EXERCISE TASK: Every record that follows should be printed verbatim.

MATERIALS PROVIDED:
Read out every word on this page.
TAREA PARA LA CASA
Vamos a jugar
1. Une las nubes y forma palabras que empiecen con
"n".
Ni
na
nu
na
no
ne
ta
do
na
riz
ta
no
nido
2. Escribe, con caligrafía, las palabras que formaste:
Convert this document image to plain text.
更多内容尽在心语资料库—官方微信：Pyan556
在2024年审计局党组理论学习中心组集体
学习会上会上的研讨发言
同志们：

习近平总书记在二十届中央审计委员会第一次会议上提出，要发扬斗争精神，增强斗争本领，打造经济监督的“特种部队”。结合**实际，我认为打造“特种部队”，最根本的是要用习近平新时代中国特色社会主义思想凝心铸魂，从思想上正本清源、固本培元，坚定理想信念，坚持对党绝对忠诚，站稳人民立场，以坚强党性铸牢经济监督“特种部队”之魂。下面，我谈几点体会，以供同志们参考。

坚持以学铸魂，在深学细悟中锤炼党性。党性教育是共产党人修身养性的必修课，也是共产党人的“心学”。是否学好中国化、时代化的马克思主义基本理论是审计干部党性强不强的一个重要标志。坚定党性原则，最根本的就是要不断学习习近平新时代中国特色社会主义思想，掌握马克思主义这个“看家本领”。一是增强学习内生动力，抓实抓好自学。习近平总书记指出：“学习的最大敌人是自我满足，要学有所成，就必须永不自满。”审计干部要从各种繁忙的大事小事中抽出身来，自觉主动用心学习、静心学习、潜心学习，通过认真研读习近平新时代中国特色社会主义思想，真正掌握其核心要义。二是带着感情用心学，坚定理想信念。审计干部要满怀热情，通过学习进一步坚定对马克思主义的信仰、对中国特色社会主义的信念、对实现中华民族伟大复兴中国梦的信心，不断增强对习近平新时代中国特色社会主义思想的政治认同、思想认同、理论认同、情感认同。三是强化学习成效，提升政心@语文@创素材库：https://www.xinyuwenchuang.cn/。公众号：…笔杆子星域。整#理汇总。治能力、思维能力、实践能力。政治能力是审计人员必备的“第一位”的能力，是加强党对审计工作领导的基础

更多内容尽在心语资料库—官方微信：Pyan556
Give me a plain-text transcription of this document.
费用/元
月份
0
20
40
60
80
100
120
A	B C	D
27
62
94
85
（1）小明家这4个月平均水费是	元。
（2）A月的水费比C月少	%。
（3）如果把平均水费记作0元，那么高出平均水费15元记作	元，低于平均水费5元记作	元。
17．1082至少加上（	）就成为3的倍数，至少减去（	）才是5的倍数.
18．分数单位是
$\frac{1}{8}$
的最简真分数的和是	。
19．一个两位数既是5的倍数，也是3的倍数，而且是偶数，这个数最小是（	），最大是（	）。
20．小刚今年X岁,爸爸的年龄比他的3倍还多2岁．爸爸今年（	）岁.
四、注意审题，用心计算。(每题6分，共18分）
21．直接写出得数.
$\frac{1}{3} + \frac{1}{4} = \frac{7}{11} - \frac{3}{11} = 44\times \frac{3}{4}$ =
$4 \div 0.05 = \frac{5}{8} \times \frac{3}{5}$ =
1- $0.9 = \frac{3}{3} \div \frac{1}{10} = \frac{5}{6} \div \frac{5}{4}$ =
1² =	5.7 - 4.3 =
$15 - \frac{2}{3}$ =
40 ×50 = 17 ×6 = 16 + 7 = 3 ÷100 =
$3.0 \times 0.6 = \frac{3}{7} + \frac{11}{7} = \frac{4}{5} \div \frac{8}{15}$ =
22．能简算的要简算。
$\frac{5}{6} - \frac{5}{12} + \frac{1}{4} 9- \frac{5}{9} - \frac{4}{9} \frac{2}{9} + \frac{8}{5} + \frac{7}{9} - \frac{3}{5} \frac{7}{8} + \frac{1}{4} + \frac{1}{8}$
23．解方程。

RESPONSE:
Read out every word on this page.
TAREA PARA LA CASA
Vamos a jugar
1. Une las nubes y forma palabras que empiecen con
"n".
Ni
na
nu
na
no
ne
ta
do
na
riz
ta
no
nido
2. Escribe, con caligrafía, las palabras que formaste:
Convert this document image to plain text.
更多内容尽在心语资料库—官方微信：Pyan556
在2024年审计局党组理论学习中心组集体
学习会上会上的研讨发言
同志们：

习近平总书记在二十届中央审计委员会第一次会议上提出，要发扬斗争精神，增强斗争本领，打造经济监督的“特种部队”。结合**实际，我认为打造“特种部队”，最根本的是要用习近平新时代中国特色社会主义思想凝心铸魂，从思想上正本清源、固本培元，坚定理想信念，坚持对党绝对忠诚，站稳人民立场，以坚强党性铸牢经济监督“特种部队”之魂。下面，我谈几点体会，以供同志们参考。

坚持以学铸魂，在深学细悟中锤炼党性。党性教育是共产党人修身养性的必修课，也是共产党人的“心学”。是否学好中国化、时代化的马克思主义基本理论是审计干部党性强不强的一个重要标志。坚定党性原则，最根本的就是要不断学习习近平新时代中国特色社会主义思想，掌握马克思主义这个“看家本领”。一是增强学习内生动力，抓实抓好自学。习近平总书记指出：“学习的最大敌人是自我满足，要学有所成，就必须永不自满。”审计干部要从各种繁忙的大事小事中抽出身来，自觉主动用心学习、静心学习、潜心学习，通过认真研读习近平新时代中国特色社会主义思想，真正掌握其核心要义。二是带着感情用心学，坚定理想信念。审计干部要满怀热情，通过学习进一步坚定对马克思主义的信仰、对中国特色社会主义的信念、对实现中华民族伟大复兴中国梦的信心，不断增强对习近平新时代中国特色社会主义思想的政治认同、思想认同、理论认同、情感认同。三是强化学习成效，提升政心@语文@创素材库：https://www.xinyuwenchuang.cn/。公众号：…笔杆子星域。整#理汇总。治能力、思维能力、实践能力。政治能力是审计人员必备的“第一位”的能力，是加强党对审计工作领导的基础

更多内容尽在心语资料库—官方微信：Pyan556
Give me a plain-text transcription of this document.
费用/元
月份
0
20
40
60
80
100
120
A	B C	D
27
62
94
85
（1）小明家这4个月平均水费是	元。
（2）A月的水费比C月少	%。
（3）如果把平均水费记作0元，那么高出平均水费15元记作	元，低于平均水费5元记作	元。
17．1082至少加上（	）就成为3的倍数，至少减去（	）才是5的倍数.
18．分数单位是
$\frac{1}{8}$
的最简真分数的和是	。
19．一个两位数既是5的倍数，也是3的倍数，而且是偶数，这个数最小是（	），最大是（	）。
20．小刚今年X岁,爸爸的年龄比他的3倍还多2岁．爸爸今年（	）岁.
四、注意审题，用心计算。(每题6分，共18分）
21．直接写出得数.
$\frac{1}{3} + \frac{1}{4} = \frac{7}{11} - \frac{3}{11} = 44\times \frac{3}{4}$ =
$4 \div 0.05 = \frac{5}{8} \times \frac{3}{5}$ =
1- $0.9 = \frac{3}{3} \div \frac{1}{10} = \frac{5}{6} \div \frac{5}{4}$ =
1² =	5.7 - 4.3 =
$15 - \frac{2}{3}$ =
40 ×50 = 17 ×6 = 16 + 7 = 3 ÷100 =
$3.0 \times 0.6 = \frac{3}{7} + \frac{11}{7} = \frac{4}{5} \div \frac{8}{15}$ =
22．能简算的要简算。
$\frac{5}{6} - \frac{5}{12} + \frac{1}{4} 9- \frac{5}{9} - \frac{4}{9} \frac{2}{9} + \frac{8}{5} + \frac{7}{9} - \frac{3}{5} \frac{7}{8} + \frac{1}{4} + \frac{1}{8}$
23．解方程。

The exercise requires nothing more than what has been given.